(EXTRAIT DU DOCUMENT)

____

Regards sur les îles anglo-normandes
La géographie les rattache à la Normandie mais l'histoire les relie à la reine. Cette discrète présence anglaise en Normandie fut longtemps paisible. Du moins, jusqu'au Brexit...
Des pêcheurs français qui bloquent un port de Jersey; les navires de guerre britanniques qui patrouillent pour réaffirmer leur bon droit dans ces eaux; des menaces françaises de couper l'alimentation électrique des îles Anglo-Normandes. Pas de doute, le Brexit a électrisé la Manche et ce pacifique archipel devient un peu l'équivalent de Gibraltar pour l'Espagne: une pomme de discorde diplomatique. Les îles en soit ne soulèvent aucun différend. Ce sont ses eaux territoriales poissonneuses qui exacerbent les tensions entre les pêcheurs français et cet archipel de la Manche avec lequel la France voisinait jusque-là paisiblement.
Ces îles sont un vestige des origines normandes de la monarchie anglaise. Les bailliages de Jersey et Guernesey possèdent chacun leur gouvernement et reconnaissent la reine comme souveraine. Elizabeth II n'est pas seulement reine de quinze États et présidente du Commonwealth, elle porte également le titre de «duc» de Normandie. «C'est peu connu car elle n'en fait pas étalage pour des raisons diplomatiques évidentes», constate l'historien Christophe Maneuvrier, enseignant-chercheur à l'université de Caen.

____

(CONSIGNES)
a - Les affirmations suivantes concordent-elles avec l'extrait sur les îles anglo-normandes ? Répondez par oui ou non à chacune et citez mot pour mot le passage qui tranche. (i) Les îles elles-mêmes sont l'objet du différend. (ii) Jersey et Guernesey ont chacun leur propre gouvernement. (iii) Christophe Maneuvrier enseigne à l'université de Caen.
b - Recopiez sans rien changer tout le passage de l'extrait sur les îles anglo-normandes qui va de « Ces îles sont » jusqu'à « l'université de Caen. ».
c - Dans l'extrait sur les îles anglo-normandes, relevez tous les faits cités en exemple des tensions que le Brexit a provoquées dans la Manche.

(ENTRÉES PRÉSENTÉES)

____

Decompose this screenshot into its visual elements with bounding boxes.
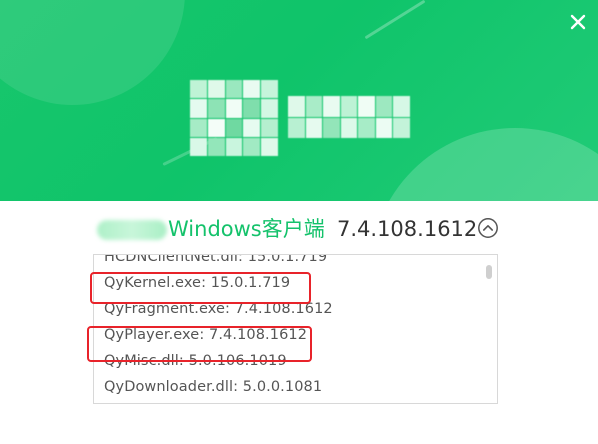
pixelated-logo-icon [190,80,278,156]
chevron-up-circle-icon [478,218,498,238]
about-dialog: Windows客户端 7.4.108.1612 HCDNClientNet.dl… [0,0,598,444]
highlight-box-qykernel [90,272,311,304]
blurred-brand-name [97,220,167,240]
list-item: HCDNClientNet.dll: 15.0.1.719 [104,254,328,265]
product-version: 7.4.108.1612 [337,217,478,241]
pixelated-logo-wordmark [288,96,410,138]
close-icon [570,14,586,30]
list-item: QyDownloader.dll: 5.0.0.1081 [104,379,323,395]
header-banner [0,0,598,201]
list-scrollbar-thumb[interactable] [486,265,492,279]
decorative-streak [364,0,426,40]
close-button[interactable] [566,10,590,34]
decorative-circle [370,128,598,201]
product-name: Windows客户端 [168,217,325,241]
collapse-details-button[interactable] [477,217,499,239]
decorative-circle [0,0,185,105]
version-row: Windows客户端 7.4.108.1612 [0,212,598,246]
highlight-box-qyplayer [87,326,312,362]
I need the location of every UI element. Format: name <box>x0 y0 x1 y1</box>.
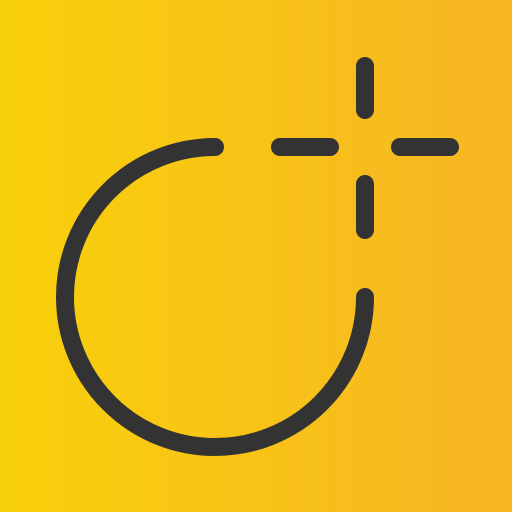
add-circle-crosshair-icon <box>0 0 512 512</box>
app-icon <box>0 0 512 512</box>
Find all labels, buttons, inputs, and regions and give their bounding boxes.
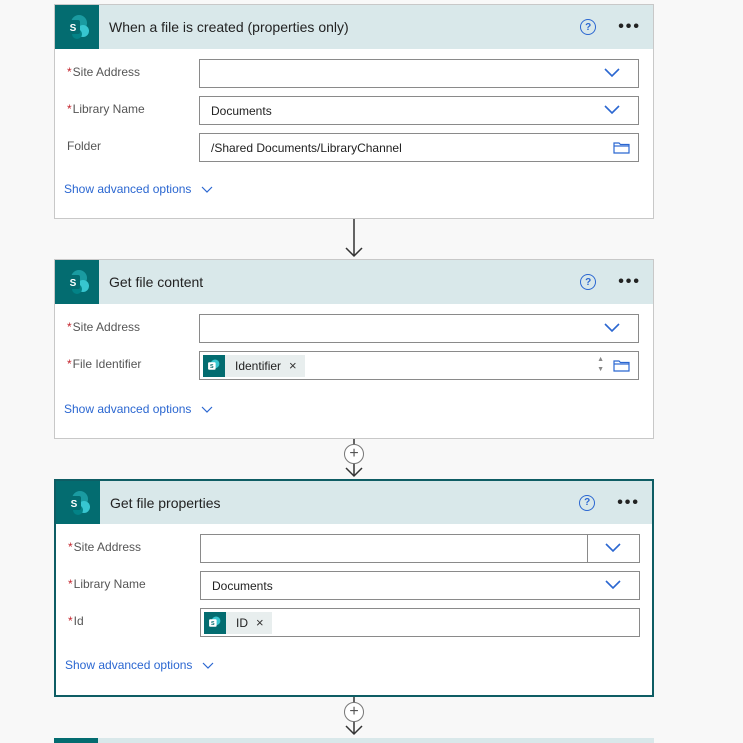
library-name-row: *Library Name Documents [56,571,652,601]
dynamic-content-token[interactable]: S ID × [204,611,272,634]
show-advanced-options-link[interactable]: Show advanced options [64,182,213,196]
show-advanced-options-link[interactable]: Show advanced options [64,402,213,416]
id-label: *Id [68,614,84,628]
folder-icon[interactable] [613,141,630,154]
site-address-label: *Site Address [67,65,141,79]
site-address-dropdown[interactable] [199,314,639,343]
id-input[interactable]: S ID × [200,608,640,637]
sharepoint-logo-icon: S [56,481,100,524]
library-name-dropdown[interactable]: Documents [199,96,639,125]
show-advanced-options-link[interactable]: Show advanced options [65,658,214,672]
chevron-down-icon[interactable] [604,105,620,115]
folder-label: Folder [67,139,102,153]
chevron-down-icon[interactable] [605,580,621,590]
svg-text:S: S [70,23,77,34]
folder-icon[interactable] [613,359,630,372]
library-name-label: *Library Name [68,577,146,591]
sharepoint-logo-icon: S [55,5,99,49]
chevron-down-icon [203,662,214,669]
site-address-label: *Site Address [68,540,142,554]
dynamic-content-token[interactable]: S Identifier × [203,354,305,377]
card-title[interactable]: When a file is created (properties only) [109,19,580,35]
next-card[interactable] [54,738,654,743]
token-label: Identifier [235,358,282,373]
help-icon[interactable]: ? [580,274,597,290]
remove-token-icon[interactable]: × [256,615,264,630]
get-file-properties-card[interactable]: S Get file properties ? ••• *Site Addres… [54,479,654,697]
card-title[interactable]: Get file properties [110,495,579,511]
chevron-down-icon[interactable] [604,68,620,78]
sharepoint-logo-icon: S [203,354,225,377]
add-step-icon[interactable]: + [344,702,364,722]
help-icon[interactable]: ? [580,19,597,35]
site-address-row: *Site Address [55,314,653,344]
library-name-row: *Library Name Documents [55,96,653,126]
chevron-down-icon[interactable] [605,543,621,553]
site-address-row: *Site Address [56,534,652,564]
file-identifier-row: *File Identifier S Identifier × ▲ ▼ [55,351,653,381]
card-title[interactable]: Get file content [109,274,580,290]
help-icon[interactable]: ? [579,494,596,511]
get-file-content-card: S Get file content ? ••• *Site Address *… [54,259,654,439]
card-header[interactable]: S When a file is created (properties onl… [55,5,653,49]
site-address-dropdown[interactable] [199,59,639,88]
chevron-down-icon [202,186,213,193]
more-icon[interactable]: ••• [618,19,641,35]
folder-input[interactable]: /Shared Documents/LibraryChannel [199,133,639,162]
svg-text:S: S [210,364,214,370]
svg-text:S: S [70,278,77,289]
stepper-icon[interactable]: ▲ ▼ [597,355,604,375]
token-label: ID [236,615,248,630]
site-address-dropdown[interactable] [200,534,640,563]
down-arrow-icon [345,219,363,258]
card-header[interactable]: S Get file properties ? ••• [56,481,652,524]
svg-text:S: S [71,499,78,510]
more-icon[interactable]: ••• [618,274,641,290]
file-identifier-input[interactable]: S Identifier × ▲ ▼ [199,351,639,380]
svg-text:S: S [211,621,215,627]
more-icon[interactable]: ••• [617,494,640,510]
library-name-label: *Library Name [67,102,145,116]
remove-token-icon[interactable]: × [289,358,297,373]
trigger-card: S When a file is created (properties onl… [54,4,654,219]
file-identifier-label: *File Identifier [67,357,142,371]
add-step-icon[interactable]: + [344,444,364,464]
sharepoint-logo-icon: S [204,611,226,634]
chevron-down-icon [202,406,213,413]
chevron-down-icon[interactable] [604,323,620,333]
sharepoint-logo-icon: S [55,260,99,304]
site-address-label: *Site Address [67,320,141,334]
id-row: *Id S ID × [56,608,652,638]
library-name-dropdown[interactable]: Documents [200,571,640,600]
site-address-row: *Site Address [55,59,653,89]
folder-row: Folder /Shared Documents/LibraryChannel [55,133,653,163]
card-header[interactable]: S Get file content ? ••• [55,260,653,304]
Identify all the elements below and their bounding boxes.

____

(RÉPONSES PAR CONSIGNE)
a -
(i) Non : « Les îles en soit ne soulèvent aucun différend. »
(ii) Oui : « Les bailliages de Jersey et Guernesey possèdent chacun leur gouvernement »
(iii) Oui : « enseignant-chercheur à l'université de Caen »

b -
Ces îles sont un vestige des origines normandes de la monarchie anglaise. Les bailliages de Jersey et Guernesey possèdent chacun leur gouvernement et reconnaissent la reine comme souveraine. Elizabeth II n'est pas seulement reine de quinze États et présidente du Commonwealth, elle porte également le titre de «duc» de Normandie. «C'est peu connu car elle n'en fait pas étalage pour des raisons diplomatiques évidentes», constate l'historien Christophe Maneuvrier, enseignant-chercheur à l'université de Caen.

c -
- Des pêcheurs français qui bloquent un port de Jersey
- Les navires de guerre britanniques qui patrouillent pour réaffirmer leur bon droit dans ces eaux
- Des menaces françaises de couper l'alimentation électrique des îles anglo-normandes